## RECORDS SUPPLIED
####################

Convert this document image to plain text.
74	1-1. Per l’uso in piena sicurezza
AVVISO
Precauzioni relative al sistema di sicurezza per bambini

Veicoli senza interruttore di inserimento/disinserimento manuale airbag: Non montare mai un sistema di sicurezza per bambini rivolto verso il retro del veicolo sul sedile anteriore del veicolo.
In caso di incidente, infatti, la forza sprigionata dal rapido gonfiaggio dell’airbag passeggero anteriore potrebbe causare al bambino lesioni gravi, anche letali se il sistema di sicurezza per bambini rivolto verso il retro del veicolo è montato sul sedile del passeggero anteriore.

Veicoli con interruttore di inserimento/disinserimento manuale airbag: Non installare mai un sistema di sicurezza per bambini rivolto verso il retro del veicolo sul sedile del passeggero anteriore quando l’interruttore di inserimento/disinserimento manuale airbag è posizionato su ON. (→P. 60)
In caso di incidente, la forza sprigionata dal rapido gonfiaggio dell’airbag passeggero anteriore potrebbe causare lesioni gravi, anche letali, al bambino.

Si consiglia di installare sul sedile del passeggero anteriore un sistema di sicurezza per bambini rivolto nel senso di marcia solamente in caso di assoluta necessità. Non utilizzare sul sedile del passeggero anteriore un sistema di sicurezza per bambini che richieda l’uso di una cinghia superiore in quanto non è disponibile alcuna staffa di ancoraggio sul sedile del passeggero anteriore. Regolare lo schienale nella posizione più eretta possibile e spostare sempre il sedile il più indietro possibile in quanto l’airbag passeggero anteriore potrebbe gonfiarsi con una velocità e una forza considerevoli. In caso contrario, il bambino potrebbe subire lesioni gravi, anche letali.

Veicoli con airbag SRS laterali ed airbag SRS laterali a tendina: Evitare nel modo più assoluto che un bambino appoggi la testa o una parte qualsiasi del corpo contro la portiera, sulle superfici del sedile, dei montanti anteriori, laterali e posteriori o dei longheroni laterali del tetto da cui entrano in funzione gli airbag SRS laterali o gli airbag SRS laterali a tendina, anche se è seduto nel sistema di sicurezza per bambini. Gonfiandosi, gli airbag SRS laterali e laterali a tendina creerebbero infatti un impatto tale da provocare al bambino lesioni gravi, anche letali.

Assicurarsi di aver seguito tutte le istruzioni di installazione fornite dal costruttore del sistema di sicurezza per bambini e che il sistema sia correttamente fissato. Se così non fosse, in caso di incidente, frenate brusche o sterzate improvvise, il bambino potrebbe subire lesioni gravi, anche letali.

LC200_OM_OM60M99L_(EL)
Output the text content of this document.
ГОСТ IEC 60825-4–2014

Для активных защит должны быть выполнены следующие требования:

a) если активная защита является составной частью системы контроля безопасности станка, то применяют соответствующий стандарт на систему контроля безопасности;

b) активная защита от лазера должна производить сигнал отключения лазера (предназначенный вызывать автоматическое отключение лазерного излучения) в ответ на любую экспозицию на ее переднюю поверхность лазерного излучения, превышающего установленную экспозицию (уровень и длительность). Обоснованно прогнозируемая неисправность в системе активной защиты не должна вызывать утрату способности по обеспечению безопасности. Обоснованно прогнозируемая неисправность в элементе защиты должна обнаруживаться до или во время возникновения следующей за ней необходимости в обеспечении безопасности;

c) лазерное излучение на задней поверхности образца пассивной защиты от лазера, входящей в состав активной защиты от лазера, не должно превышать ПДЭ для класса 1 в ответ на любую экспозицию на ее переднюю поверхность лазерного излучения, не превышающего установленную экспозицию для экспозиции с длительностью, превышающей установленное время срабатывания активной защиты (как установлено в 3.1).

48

####################

## WRITTEN INSTRUCTION
Copy all the lines, exactly.

## RESPONSE FOR THIS EXERCISE
Convert this document image to plain text.
74	1-1. Per l’uso in piena sicurezza
AVVISO
Precauzioni relative al sistema di sicurezza per bambini

Veicoli senza interruttore di inserimento/disinserimento manuale airbag: Non montare mai un sistema di sicurezza per bambini rivolto verso il retro del veicolo sul sedile anteriore del veicolo.
In caso di incidente, infatti, la forza sprigionata dal rapido gonfiaggio dell’airbag passeggero anteriore potrebbe causare al bambino lesioni gravi, anche letali se il sistema di sicurezza per bambini rivolto verso il retro del veicolo è montato sul sedile del passeggero anteriore.

Veicoli con interruttore di inserimento/disinserimento manuale airbag: Non installare mai un sistema di sicurezza per bambini rivolto verso il retro del veicolo sul sedile del passeggero anteriore quando l’interruttore di inserimento/disinserimento manuale airbag è posizionato su ON. (→P. 60)
In caso di incidente, la forza sprigionata dal rapido gonfiaggio dell’airbag passeggero anteriore potrebbe causare lesioni gravi, anche letali, al bambino.

Si consiglia di installare sul sedile del passeggero anteriore un sistema di sicurezza per bambini rivolto nel senso di marcia solamente in caso di assoluta necessità. Non utilizzare sul sedile del passeggero anteriore un sistema di sicurezza per bambini che richieda l’uso di una cinghia superiore in quanto non è disponibile alcuna staffa di ancoraggio sul sedile del passeggero anteriore. Regolare lo schienale nella posizione più eretta possibile e spostare sempre il sedile il più indietro possibile in quanto l’airbag passeggero anteriore potrebbe gonfiarsi con una velocità e una forza considerevoli. In caso contrario, il bambino potrebbe subire lesioni gravi, anche letali.

Veicoli con airbag SRS laterali ed airbag SRS laterali a tendina: Evitare nel modo più assoluto che un bambino appoggi la testa o una parte qualsiasi del corpo contro la portiera, sulle superfici del sedile, dei montanti anteriori, laterali e posteriori o dei longheroni laterali del tetto da cui entrano in funzione gli airbag SRS laterali o gli airbag SRS laterali a tendina, anche se è seduto nel sistema di sicurezza per bambini. Gonfiandosi, gli airbag SRS laterali e laterali a tendina creerebbero infatti un impatto tale da provocare al bambino lesioni gravi, anche letali.

Assicurarsi di aver seguito tutte le istruzioni di installazione fornite dal costruttore del sistema di sicurezza per bambini e che il sistema sia correttamente fissato. Se così non fosse, in caso di incidente, frenate brusche o sterzate improvvise, il bambino potrebbe subire lesioni gravi, anche letali.

LC200_OM_OM60M99L_(EL)
Output the text content of this document.
ГОСТ IEC 60825-4–2014

Для активных защит должны быть выполнены следующие требования:

a) если активная защита является составной частью системы контроля безопасности станка, то применяют соответствующий стандарт на систему контроля безопасности;

b) активная защита от лазера должна производить сигнал отключения лазера (предназначенный вызывать автоматическое отключение лазерного излучения) в ответ на любую экспозицию на ее переднюю поверхность лазерного излучения, превышающего установленную экспозицию (уровень и длительность). Обоснованно прогнозируемая неисправность в системе активной защиты не должна вызывать утрату способности по обеспечению безопасности. Обоснованно прогнозируемая неисправность в элементе защиты должна обнаруживаться до или во время возникновения следующей за ней необходимости в обеспечении безопасности;

c) лазерное излучение на задней поверхности образца пассивной защиты от лазера, входящей в состав активной защиты от лазера, не должно превышать ПДЭ для класса 1 в ответ на любую экспозицию на ее переднюю поверхность лазерного излучения, не превышающего установленную экспозицию для экспозиции с длительностью, превышающей установленное время срабатывания активной защиты (как установлено в 3.1).

48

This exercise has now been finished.